BEGIN Data section
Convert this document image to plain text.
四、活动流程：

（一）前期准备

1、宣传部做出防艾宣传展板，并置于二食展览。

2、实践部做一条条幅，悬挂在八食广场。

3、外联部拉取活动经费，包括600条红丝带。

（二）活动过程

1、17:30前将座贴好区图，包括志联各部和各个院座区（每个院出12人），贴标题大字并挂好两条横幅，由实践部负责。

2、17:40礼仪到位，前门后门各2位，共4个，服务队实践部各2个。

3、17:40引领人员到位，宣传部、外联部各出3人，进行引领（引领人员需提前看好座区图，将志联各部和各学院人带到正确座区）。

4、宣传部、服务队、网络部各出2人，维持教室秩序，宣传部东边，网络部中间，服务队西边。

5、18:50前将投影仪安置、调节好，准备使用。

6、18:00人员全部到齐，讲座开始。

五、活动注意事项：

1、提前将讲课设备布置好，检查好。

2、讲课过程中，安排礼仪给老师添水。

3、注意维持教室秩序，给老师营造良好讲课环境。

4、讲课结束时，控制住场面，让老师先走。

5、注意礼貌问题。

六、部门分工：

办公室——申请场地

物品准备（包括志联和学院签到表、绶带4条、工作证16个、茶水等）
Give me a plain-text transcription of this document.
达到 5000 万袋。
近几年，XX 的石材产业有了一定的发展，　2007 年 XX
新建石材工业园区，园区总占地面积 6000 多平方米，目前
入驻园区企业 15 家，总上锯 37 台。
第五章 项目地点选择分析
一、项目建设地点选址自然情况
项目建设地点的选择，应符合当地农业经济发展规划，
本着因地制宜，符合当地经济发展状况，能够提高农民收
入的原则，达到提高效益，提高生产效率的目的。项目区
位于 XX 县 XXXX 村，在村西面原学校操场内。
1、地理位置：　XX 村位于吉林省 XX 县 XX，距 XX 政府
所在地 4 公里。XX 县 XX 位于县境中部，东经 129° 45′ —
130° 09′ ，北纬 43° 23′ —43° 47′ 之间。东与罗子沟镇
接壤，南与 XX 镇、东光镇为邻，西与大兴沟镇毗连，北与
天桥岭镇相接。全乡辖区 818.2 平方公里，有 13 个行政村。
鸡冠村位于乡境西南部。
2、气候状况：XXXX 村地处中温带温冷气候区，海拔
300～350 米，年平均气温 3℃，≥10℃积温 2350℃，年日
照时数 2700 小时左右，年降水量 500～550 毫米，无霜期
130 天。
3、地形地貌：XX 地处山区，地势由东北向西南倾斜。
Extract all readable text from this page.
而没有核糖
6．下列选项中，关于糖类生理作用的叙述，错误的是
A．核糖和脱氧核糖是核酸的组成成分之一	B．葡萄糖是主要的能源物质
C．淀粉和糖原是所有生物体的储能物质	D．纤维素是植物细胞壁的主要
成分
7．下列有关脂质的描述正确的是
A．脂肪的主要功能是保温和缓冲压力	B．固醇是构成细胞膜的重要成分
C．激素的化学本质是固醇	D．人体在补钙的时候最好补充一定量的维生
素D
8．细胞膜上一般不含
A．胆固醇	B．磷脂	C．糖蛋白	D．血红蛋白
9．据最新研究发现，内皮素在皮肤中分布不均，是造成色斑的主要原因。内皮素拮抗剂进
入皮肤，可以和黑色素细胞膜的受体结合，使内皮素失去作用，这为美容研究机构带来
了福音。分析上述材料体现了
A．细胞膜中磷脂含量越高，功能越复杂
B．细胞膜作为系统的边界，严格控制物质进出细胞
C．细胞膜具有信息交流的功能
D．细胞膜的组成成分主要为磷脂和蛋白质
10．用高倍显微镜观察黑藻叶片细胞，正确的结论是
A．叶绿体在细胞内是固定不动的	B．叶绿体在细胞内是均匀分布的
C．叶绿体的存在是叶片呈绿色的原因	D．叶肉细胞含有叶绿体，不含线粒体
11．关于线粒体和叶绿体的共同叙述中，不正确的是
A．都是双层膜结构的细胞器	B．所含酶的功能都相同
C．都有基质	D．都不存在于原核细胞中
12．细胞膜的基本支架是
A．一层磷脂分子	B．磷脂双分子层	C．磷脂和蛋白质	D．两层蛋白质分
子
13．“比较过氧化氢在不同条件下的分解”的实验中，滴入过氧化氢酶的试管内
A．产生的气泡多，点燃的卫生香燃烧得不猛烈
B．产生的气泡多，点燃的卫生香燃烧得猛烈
END Data section
Write out every line of the records exactly.

**Final result:**
Convert this document image to plain text.
四、活动流程：

（一）前期准备

1、宣传部做出防艾宣传展板，并置于二食展览。

2、实践部做一条条幅，悬挂在八食广场。

3、外联部拉取活动经费，包括600条红丝带。

（二）活动过程

1、17:30前将座贴好区图，包括志联各部和各个院座区（每个院出12人），贴标题大字并挂好两条横幅，由实践部负责。

2、17:40礼仪到位，前门后门各2位，共4个，服务队实践部各2个。

3、17:40引领人员到位，宣传部、外联部各出3人，进行引领（引领人员需提前看好座区图，将志联各部和各学院人带到正确座区）。

4、宣传部、服务队、网络部各出2人，维持教室秩序，宣传部东边，网络部中间，服务队西边。

5、18:50前将投影仪安置、调节好，准备使用。

6、18:00人员全部到齐，讲座开始。

五、活动注意事项：

1、提前将讲课设备布置好，检查好。

2、讲课过程中，安排礼仪给老师添水。

3、注意维持教室秩序，给老师营造良好讲课环境。

4、讲课结束时，控制住场面，让老师先走。

5、注意礼貌问题。

六、部门分工：

办公室——申请场地

物品准备（包括志联和学院签到表、绶带4条、工作证16个、茶水等）
Give me a plain-text transcription of this document.
达到 5000 万袋。
近几年，XX 的石材产业有了一定的发展，　2007 年 XX
新建石材工业园区，园区总占地面积 6000 多平方米，目前
入驻园区企业 15 家，总上锯 37 台。
第五章 项目地点选择分析
一、项目建设地点选址自然情况
项目建设地点的选择，应符合当地农业经济发展规划，
本着因地制宜，符合当地经济发展状况，能够提高农民收
入的原则，达到提高效益，提高生产效率的目的。项目区
位于 XX 县 XXXX 村，在村西面原学校操场内。
1、地理位置：　XX 村位于吉林省 XX 县 XX，距 XX 政府
所在地 4 公里。XX 县 XX 位于县境中部，东经 129° 45′ —
130° 09′ ，北纬 43° 23′ —43° 47′ 之间。东与罗子沟镇
接壤，南与 XX 镇、东光镇为邻，西与大兴沟镇毗连，北与
天桥岭镇相接。全乡辖区 818.2 平方公里，有 13 个行政村。
鸡冠村位于乡境西南部。
2、气候状况：XXXX 村地处中温带温冷气候区，海拔
300～350 米，年平均气温 3℃，≥10℃积温 2350℃，年日
照时数 2700 小时左右，年降水量 500～550 毫米，无霜期
130 天。
3、地形地貌：XX 地处山区，地势由东北向西南倾斜。
Extract all readable text from this page.
而没有核糖
6．下列选项中，关于糖类生理作用的叙述，错误的是
A．核糖和脱氧核糖是核酸的组成成分之一	B．葡萄糖是主要的能源物质
C．淀粉和糖原是所有生物体的储能物质	D．纤维素是植物细胞壁的主要
成分
7．下列有关脂质的描述正确的是
A．脂肪的主要功能是保温和缓冲压力	B．固醇是构成细胞膜的重要成分
C．激素的化学本质是固醇	D．人体在补钙的时候最好补充一定量的维生
素D
8．细胞膜上一般不含
A．胆固醇	B．磷脂	C．糖蛋白	D．血红蛋白
9．据最新研究发现，内皮素在皮肤中分布不均，是造成色斑的主要原因。内皮素拮抗剂进
入皮肤，可以和黑色素细胞膜的受体结合，使内皮素失去作用，这为美容研究机构带来
了福音。分析上述材料体现了
A．细胞膜中磷脂含量越高，功能越复杂
B．细胞膜作为系统的边界，严格控制物质进出细胞
C．细胞膜具有信息交流的功能
D．细胞膜的组成成分主要为磷脂和蛋白质
10．用高倍显微镜观察黑藻叶片细胞，正确的结论是
A．叶绿体在细胞内是固定不动的	B．叶绿体在细胞内是均匀分布的
C．叶绿体的存在是叶片呈绿色的原因	D．叶肉细胞含有叶绿体，不含线粒体
11．关于线粒体和叶绿体的共同叙述中，不正确的是
A．都是双层膜结构的细胞器	B．所含酶的功能都相同
C．都有基质	D．都不存在于原核细胞中
12．细胞膜的基本支架是
A．一层磷脂分子	B．磷脂双分子层	C．磷脂和蛋白质	D．两层蛋白质分
子
13．“比较过氧化氢在不同条件下的分解”的实验中，滴入过氧化氢酶的试管内
A．产生的气泡多，点燃的卫生香燃烧得不猛烈
B．产生的气泡多，点燃的卫生香燃烧得猛烈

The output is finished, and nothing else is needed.